Using the entries that follow, collect the lines where the word "гражданам" appears.

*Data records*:
━━━━━━━━━━━━━━━━━━━━

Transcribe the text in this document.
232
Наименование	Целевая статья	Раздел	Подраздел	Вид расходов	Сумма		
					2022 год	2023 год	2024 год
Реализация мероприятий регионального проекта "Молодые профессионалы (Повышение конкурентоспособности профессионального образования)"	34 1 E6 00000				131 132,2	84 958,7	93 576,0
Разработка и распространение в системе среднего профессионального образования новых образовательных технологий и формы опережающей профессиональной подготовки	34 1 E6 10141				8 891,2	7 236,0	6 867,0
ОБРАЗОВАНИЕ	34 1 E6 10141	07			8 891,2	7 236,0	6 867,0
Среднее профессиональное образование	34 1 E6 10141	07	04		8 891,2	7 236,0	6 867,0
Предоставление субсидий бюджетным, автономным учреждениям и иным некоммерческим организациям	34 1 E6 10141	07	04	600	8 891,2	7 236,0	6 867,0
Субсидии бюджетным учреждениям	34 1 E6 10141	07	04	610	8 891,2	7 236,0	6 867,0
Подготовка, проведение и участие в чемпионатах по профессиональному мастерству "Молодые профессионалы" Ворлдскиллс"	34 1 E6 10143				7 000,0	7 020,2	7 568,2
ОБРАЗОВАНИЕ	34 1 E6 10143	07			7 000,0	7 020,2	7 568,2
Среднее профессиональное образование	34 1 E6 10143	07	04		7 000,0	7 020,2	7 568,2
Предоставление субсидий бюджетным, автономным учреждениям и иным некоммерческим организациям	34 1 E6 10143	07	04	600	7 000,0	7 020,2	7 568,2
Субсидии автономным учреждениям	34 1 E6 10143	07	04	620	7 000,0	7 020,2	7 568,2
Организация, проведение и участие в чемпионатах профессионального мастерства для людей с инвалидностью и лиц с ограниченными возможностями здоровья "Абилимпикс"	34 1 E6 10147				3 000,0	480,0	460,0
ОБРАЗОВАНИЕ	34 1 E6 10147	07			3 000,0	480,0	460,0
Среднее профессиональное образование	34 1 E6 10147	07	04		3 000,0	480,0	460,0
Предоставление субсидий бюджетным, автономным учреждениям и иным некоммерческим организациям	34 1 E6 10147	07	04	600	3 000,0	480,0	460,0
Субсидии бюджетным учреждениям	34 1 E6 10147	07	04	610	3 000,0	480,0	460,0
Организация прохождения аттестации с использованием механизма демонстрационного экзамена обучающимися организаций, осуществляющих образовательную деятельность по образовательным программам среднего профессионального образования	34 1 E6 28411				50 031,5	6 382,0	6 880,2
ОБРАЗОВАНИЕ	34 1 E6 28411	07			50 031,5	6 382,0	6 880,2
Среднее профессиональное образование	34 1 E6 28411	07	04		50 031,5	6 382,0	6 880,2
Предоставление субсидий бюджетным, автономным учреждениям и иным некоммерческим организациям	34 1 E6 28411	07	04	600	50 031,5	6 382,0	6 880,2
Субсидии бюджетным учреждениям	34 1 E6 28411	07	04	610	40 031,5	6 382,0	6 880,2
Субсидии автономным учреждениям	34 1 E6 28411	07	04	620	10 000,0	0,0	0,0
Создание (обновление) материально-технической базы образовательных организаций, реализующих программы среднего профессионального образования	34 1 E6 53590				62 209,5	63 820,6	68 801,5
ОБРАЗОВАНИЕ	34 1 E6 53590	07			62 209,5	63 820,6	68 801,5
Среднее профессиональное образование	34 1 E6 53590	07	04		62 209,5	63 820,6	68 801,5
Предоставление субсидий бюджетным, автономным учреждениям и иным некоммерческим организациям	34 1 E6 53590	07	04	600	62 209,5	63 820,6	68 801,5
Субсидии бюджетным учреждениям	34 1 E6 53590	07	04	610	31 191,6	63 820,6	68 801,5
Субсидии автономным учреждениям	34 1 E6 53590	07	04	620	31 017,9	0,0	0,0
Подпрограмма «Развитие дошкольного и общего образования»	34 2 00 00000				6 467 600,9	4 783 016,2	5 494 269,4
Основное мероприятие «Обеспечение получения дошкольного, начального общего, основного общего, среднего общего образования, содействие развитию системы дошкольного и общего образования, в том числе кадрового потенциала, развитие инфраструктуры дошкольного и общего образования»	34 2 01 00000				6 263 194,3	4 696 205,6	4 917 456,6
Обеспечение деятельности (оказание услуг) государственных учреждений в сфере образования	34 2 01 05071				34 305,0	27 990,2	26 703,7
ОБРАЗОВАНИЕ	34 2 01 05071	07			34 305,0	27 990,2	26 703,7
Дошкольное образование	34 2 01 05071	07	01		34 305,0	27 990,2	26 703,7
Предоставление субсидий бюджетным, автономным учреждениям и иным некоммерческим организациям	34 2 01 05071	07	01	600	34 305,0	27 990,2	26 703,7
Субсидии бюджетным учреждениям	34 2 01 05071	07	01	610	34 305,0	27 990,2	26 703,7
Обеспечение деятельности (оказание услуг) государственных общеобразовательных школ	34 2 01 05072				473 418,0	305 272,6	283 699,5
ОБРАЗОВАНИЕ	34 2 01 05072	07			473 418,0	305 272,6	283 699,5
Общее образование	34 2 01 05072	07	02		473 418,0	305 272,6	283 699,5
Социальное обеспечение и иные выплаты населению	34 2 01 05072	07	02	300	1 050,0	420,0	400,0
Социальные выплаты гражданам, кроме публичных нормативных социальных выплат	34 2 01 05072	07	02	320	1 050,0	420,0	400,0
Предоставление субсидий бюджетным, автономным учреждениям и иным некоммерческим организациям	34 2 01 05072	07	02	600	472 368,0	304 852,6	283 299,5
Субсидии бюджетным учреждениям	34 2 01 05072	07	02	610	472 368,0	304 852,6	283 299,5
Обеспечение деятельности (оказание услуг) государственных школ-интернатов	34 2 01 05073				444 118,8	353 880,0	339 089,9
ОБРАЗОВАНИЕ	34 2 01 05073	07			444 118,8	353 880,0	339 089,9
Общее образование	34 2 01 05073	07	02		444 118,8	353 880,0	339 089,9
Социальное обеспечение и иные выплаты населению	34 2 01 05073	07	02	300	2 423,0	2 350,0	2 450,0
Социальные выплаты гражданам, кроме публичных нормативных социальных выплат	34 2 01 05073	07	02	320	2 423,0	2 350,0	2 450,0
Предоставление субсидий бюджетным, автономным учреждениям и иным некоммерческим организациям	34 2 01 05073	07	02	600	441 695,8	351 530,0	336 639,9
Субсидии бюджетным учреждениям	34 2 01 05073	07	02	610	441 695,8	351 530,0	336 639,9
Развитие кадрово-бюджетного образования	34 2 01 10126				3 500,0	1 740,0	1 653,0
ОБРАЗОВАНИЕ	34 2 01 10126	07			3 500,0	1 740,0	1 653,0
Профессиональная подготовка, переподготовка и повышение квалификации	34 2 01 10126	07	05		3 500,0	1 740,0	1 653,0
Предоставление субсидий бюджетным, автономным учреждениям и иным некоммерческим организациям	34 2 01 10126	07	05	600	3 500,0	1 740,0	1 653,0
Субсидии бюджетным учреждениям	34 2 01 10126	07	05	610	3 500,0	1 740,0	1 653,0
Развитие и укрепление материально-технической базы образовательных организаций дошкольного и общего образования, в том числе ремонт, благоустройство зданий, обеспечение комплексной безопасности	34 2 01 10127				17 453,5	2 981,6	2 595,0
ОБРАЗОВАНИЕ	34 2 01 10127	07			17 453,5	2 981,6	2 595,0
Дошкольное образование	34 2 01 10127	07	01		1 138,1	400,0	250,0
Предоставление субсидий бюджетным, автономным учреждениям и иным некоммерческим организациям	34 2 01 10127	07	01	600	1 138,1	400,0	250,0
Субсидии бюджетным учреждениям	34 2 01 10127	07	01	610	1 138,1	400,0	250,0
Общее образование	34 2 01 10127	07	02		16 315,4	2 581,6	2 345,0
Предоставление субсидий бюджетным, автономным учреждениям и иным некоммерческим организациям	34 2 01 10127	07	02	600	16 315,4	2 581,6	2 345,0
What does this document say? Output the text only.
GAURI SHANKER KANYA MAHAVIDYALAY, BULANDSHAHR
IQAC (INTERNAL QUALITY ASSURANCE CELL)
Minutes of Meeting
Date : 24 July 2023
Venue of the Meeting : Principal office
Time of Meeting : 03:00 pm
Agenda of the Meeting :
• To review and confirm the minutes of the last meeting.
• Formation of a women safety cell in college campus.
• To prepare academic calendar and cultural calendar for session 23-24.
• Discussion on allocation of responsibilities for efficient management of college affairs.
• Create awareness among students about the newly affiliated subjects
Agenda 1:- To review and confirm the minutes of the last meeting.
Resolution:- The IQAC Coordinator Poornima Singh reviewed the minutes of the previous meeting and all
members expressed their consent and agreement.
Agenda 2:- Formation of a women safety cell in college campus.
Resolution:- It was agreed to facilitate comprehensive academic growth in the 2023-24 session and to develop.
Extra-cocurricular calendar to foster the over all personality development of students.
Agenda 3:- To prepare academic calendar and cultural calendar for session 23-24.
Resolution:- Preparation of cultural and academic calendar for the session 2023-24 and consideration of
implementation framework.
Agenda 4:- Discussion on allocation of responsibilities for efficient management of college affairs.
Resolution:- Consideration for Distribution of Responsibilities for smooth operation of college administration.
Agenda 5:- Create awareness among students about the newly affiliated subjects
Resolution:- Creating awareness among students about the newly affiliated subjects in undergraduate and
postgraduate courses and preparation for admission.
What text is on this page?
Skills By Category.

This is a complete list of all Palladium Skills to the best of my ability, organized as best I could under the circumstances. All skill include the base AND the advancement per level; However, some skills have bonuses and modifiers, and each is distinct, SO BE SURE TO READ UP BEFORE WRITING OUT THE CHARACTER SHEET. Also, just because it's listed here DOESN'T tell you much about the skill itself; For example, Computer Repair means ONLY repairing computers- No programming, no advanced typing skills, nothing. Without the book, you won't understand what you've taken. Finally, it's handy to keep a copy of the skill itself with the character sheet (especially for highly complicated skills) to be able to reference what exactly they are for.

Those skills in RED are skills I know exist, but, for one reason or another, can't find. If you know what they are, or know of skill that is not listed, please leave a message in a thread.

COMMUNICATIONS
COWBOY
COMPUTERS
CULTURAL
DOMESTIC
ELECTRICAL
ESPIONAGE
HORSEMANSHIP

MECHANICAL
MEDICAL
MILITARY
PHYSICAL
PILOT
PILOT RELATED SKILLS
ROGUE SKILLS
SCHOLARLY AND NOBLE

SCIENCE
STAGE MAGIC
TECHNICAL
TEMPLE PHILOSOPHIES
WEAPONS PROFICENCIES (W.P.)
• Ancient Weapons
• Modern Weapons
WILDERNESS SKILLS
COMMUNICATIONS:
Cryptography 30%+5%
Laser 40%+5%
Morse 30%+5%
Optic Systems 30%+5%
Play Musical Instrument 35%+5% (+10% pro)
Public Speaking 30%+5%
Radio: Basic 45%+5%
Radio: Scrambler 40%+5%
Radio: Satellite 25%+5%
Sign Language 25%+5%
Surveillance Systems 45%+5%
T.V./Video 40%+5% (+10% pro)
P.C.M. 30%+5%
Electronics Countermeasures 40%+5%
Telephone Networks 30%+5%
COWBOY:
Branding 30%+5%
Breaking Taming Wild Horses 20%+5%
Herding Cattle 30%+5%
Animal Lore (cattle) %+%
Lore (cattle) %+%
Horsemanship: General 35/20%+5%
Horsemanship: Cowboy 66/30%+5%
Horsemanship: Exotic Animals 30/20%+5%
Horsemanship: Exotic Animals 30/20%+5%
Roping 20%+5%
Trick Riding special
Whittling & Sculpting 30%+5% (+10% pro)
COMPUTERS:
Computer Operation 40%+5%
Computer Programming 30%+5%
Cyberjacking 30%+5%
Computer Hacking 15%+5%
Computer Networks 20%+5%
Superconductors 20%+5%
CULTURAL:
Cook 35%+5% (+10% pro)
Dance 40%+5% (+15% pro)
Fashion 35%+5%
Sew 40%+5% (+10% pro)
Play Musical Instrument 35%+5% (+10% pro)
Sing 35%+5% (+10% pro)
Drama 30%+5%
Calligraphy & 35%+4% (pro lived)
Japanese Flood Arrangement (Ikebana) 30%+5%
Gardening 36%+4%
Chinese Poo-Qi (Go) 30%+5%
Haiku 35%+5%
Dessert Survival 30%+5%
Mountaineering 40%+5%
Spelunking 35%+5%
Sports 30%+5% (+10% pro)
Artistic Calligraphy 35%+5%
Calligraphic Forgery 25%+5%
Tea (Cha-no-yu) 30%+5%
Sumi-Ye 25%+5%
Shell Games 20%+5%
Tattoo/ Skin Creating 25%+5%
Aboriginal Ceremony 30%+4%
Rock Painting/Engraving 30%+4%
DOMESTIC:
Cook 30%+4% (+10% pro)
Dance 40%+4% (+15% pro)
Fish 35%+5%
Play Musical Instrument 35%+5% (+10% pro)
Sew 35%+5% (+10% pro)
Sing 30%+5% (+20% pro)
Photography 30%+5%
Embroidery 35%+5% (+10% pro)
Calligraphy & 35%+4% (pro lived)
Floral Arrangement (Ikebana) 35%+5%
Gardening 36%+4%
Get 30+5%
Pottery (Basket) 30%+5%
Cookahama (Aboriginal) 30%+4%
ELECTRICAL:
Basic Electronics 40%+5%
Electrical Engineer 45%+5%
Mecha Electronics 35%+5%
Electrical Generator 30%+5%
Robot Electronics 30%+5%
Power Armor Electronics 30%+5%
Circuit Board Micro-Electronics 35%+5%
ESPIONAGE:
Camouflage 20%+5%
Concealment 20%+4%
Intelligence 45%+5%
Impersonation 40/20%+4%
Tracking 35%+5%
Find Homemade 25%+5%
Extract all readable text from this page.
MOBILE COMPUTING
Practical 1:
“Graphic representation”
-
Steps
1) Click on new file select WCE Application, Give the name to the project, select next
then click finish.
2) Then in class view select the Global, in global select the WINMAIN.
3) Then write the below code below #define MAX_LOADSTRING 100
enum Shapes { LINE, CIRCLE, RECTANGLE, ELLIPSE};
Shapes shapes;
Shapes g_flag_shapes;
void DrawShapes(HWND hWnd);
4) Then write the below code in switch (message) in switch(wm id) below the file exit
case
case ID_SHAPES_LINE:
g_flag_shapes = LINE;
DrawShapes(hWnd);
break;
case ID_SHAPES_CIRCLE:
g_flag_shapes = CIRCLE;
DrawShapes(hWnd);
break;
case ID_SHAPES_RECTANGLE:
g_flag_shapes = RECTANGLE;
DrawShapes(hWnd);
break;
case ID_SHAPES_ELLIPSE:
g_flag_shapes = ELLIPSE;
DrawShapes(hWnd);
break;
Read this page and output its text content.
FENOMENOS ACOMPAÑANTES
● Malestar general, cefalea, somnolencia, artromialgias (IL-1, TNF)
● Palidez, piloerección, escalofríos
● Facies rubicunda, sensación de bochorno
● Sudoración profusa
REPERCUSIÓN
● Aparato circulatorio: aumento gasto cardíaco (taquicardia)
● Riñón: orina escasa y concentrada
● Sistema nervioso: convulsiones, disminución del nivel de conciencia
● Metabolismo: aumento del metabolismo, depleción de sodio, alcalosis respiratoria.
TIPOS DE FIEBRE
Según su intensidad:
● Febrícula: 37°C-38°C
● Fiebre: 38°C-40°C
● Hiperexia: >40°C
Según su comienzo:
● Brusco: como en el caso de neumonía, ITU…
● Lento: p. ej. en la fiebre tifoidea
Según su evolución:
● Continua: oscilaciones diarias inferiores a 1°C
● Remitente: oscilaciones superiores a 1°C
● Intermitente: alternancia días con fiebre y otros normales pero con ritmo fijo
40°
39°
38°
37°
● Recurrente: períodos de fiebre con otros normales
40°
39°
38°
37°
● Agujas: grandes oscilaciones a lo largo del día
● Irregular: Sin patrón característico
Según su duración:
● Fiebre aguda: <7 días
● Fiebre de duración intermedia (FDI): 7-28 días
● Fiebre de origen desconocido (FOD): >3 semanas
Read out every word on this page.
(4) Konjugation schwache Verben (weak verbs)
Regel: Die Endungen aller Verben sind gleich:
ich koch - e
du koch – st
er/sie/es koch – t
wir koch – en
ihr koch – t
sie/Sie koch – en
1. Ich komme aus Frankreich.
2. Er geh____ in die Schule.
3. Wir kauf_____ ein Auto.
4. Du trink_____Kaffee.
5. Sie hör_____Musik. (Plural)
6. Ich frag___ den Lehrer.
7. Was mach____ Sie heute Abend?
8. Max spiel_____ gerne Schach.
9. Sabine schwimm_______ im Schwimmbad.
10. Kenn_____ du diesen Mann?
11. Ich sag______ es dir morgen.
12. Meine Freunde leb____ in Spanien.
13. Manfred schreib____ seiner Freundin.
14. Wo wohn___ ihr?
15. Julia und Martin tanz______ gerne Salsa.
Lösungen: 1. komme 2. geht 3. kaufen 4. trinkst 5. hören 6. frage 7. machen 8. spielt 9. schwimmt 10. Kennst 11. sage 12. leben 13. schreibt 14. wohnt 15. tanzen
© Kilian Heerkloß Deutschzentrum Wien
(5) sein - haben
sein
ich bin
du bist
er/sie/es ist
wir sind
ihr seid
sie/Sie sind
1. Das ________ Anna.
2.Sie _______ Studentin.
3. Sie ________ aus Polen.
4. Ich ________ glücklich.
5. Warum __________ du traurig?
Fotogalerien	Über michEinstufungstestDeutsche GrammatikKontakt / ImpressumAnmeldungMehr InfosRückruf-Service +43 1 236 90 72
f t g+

━━━━━━━━━━━━━━━━━━━━

*Task response*:
Социальные выплаты гражданам, кроме публичных нормативных социальных выплат	34 2 01 05072	07	02	320	1 050,0	420,0	400,0
Социальные выплаты гражданам, кроме публичных нормативных социальных выплат	34 2 01 05073	07	02	320	2 423,0	2 350,0	2 450,0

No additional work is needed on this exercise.